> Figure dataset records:
■ ■ ■ ■ ■ ■ ■

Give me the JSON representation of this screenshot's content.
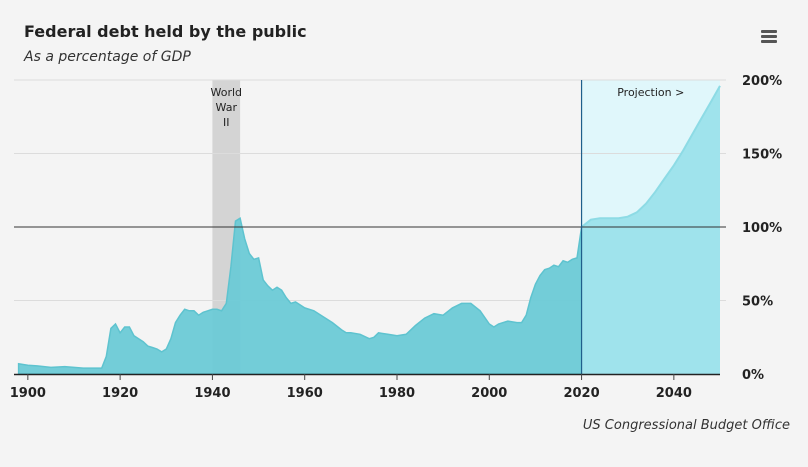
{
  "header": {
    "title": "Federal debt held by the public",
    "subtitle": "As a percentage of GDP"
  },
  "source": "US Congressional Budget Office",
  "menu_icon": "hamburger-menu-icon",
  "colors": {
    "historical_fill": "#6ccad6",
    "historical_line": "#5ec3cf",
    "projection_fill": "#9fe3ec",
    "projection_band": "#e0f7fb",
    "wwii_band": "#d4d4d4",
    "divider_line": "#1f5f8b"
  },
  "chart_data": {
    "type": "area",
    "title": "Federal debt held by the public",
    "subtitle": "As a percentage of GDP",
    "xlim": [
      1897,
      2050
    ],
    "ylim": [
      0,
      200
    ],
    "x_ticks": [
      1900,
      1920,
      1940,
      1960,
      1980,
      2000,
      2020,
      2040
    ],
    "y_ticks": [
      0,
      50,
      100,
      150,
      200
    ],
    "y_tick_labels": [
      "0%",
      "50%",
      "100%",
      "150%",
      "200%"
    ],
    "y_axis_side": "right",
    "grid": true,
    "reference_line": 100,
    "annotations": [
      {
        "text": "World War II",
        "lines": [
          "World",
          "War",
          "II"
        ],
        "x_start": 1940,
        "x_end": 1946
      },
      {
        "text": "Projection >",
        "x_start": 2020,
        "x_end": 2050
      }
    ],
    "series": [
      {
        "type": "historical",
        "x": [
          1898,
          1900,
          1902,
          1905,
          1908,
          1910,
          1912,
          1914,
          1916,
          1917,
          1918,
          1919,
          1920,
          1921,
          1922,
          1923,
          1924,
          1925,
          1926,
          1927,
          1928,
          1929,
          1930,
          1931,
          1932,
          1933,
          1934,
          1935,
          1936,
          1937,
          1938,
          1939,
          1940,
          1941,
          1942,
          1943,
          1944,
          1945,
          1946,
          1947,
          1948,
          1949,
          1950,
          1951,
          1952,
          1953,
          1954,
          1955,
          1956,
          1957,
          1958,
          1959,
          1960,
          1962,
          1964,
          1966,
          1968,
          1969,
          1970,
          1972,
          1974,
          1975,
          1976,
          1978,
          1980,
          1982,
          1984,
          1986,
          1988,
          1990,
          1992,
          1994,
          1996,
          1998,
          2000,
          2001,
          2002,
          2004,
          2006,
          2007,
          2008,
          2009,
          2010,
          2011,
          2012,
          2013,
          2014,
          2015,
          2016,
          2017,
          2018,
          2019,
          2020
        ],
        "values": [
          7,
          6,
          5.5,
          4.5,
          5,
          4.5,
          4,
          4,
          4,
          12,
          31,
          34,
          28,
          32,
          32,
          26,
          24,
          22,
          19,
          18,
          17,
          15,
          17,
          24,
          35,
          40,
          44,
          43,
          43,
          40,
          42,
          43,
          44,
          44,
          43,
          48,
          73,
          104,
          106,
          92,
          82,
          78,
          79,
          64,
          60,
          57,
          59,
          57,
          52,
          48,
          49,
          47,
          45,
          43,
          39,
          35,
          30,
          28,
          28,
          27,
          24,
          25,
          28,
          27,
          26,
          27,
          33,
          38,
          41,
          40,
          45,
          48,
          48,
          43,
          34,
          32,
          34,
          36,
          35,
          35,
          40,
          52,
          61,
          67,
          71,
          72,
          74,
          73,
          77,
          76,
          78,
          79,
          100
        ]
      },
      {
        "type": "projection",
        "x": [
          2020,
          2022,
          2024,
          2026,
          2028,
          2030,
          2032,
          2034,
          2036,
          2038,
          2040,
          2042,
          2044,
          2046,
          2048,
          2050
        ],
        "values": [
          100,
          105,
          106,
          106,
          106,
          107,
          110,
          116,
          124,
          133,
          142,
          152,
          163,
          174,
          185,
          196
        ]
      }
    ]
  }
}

■ ■ ■ ■ ■ ■ ■

> What you have to do:
Pull every line containing "type" out of the data above.

> Response:
    "type": "area",
        "type": "historical",
        "type": "projection",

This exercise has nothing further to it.